+++ INFORMATION GIVEN

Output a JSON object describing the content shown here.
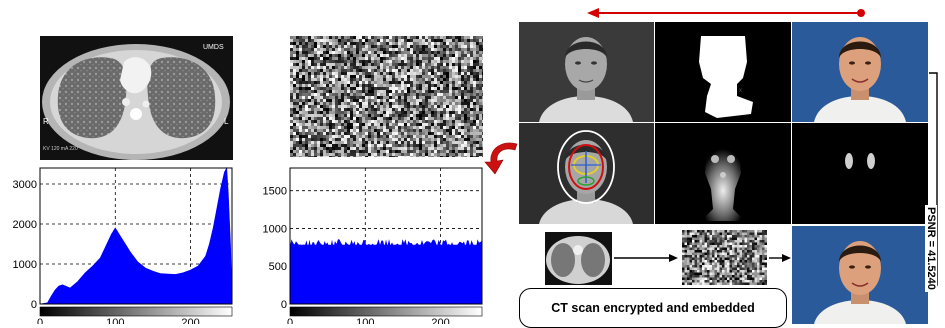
{
  "left_panel": {
    "ct_labels": {
      "top_right": "UMDS",
      "side_r": "R",
      "side_l": "L",
      "info": "KV 120\nmA 220"
    }
  },
  "chart_data": [
    {
      "type": "area",
      "x": [
        0,
        10,
        15,
        20,
        25,
        30,
        40,
        50,
        60,
        70,
        80,
        90,
        95,
        100,
        105,
        110,
        120,
        130,
        140,
        150,
        160,
        170,
        180,
        190,
        200,
        210,
        220,
        225,
        230,
        235,
        240,
        245,
        248,
        250,
        253,
        255
      ],
      "y": [
        0,
        30,
        200,
        350,
        450,
        480,
        400,
        560,
        780,
        950,
        1150,
        1550,
        1750,
        1900,
        1750,
        1600,
        1300,
        1050,
        900,
        820,
        760,
        750,
        740,
        780,
        850,
        950,
        1200,
        1500,
        1900,
        2400,
        2900,
        3300,
        3400,
        2800,
        1500,
        0
      ],
      "xticks": [
        0,
        100,
        200
      ],
      "yticks": [
        0,
        1000,
        2000,
        3000
      ],
      "xlim": [
        0,
        255
      ],
      "ylim": [
        0,
        3400
      ],
      "grid": true,
      "colors": {
        "fill": "#0000ff"
      }
    },
    {
      "type": "area",
      "x": [
        0,
        255
      ],
      "y": [
        780,
        780
      ],
      "xticks": [
        0,
        100,
        200
      ],
      "yticks": [
        0,
        500,
        1000,
        1500
      ],
      "xlim": [
        0,
        255
      ],
      "ylim": [
        0,
        1800
      ],
      "grid": true,
      "colors": {
        "fill": "#0000ff"
      }
    }
  ],
  "right_panel": {
    "caption": "CT scan  encrypted  and embedded",
    "psnr": "PSNR = 41.5240",
    "colors": {
      "red_arrow": "#d40000"
    }
  }
}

++++++

DIRECTIONS:
Make an exact copy of the records shown above, without the pictures.

CORRECT OUTPUT:
Output a JSON object describing the content shown here.
{
  "left_panel": {
    "ct_labels": {
      "top_right": "UMDS",
      "side_r": "R",
      "side_l": "L",
      "info": "KV 120\nmA 220"
    }
  },
  "chart_data": [
    {
      "type": "area",
      "x": [
        0,
        10,
        15,
        20,
        25,
        30,
        40,
        50,
        60,
        70,
        80,
        90,
        95,
        100,
        105,
        110,
        120,
        130,
        140,
        150,
        160,
        170,
        180,
        190,
        200,
        210,
        220,
        225,
        230,
        235,
        240,
        245,
        248,
        250,
        253,
        255
      ],
      "y": [
        0,
        30,
        200,
        350,
        450,
        480,
        400,
        560,
        780,
        950,
        1150,
        1550,
        1750,
        1900,
        1750,
        1600,
        1300,
        1050,
        900,
        820,
        760,
        750,
        740,
        780,
        850,
        950,
        1200,
        1500,
        1900,
        2400,
        2900,
        3300,
        3400,
        2800,
        1500,
        0
      ],
      "xticks": [
        0,
        100,
        200
      ],
      "yticks": [
        0,
        1000,
        2000,
        3000
      ],
      "xlim": [
        0,
        255
      ],
      "ylim": [
        0,
        3400
      ],
      "grid": true,
      "colors": {
        "fill": "#0000ff"
      }
    },
    {
      "type": "area",
      "x": [
        0,
        255
      ],
      "y": [
        780,
        780
      ],
      "xticks": [
        0,
        100,
        200
      ],
      "yticks": [
        0,
        500,
        1000,
        1500
      ],
      "xlim": [
        0,
        255
      ],
      "ylim": [
        0,
        1800
      ],
      "grid": true,
      "colors": {
        "fill": "#0000ff"
      }
    }
  ],
  "right_panel": {
    "caption": "CT scan  encrypted  and embedded",
    "psnr": "PSNR = 41.5240",
    "colors": {
      "red_arrow": "#d40000"
    }
  }
}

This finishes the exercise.